▼▼▼

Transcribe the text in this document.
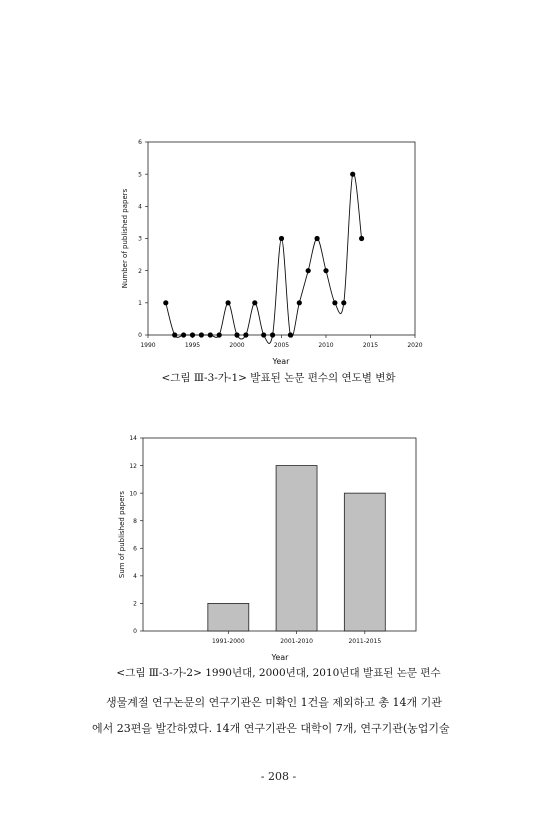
0
1
2
3
4
5
6
1990	1995	2000	2005	2010	2015	2020
Number of published papers
Year
<그림 Ⅲ-3-가-1> 발표된 논문 편수의 연도별 변화
0
2
4
6
8
10
12
14
1991-2000	2001-2010	2011-2015
Sum of published papers
Year
<그림 Ⅲ-3-가-2> 1990년대, 2000년대, 2010년대 발표된 논문 편수
생물계절 연구논문의 연구기관은 미확인 1건을 제외하고 총 14개 기관
에서 23편을 발간하였다. 14개 연구기관은 대학이 7개, 연구기관(농업기술
- 208 -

▲▲▲

### TO DO
Search the entries for the string "papers" and collect each line that has it.

### ANSWER BELOW
Number of published papers
Sum of published papers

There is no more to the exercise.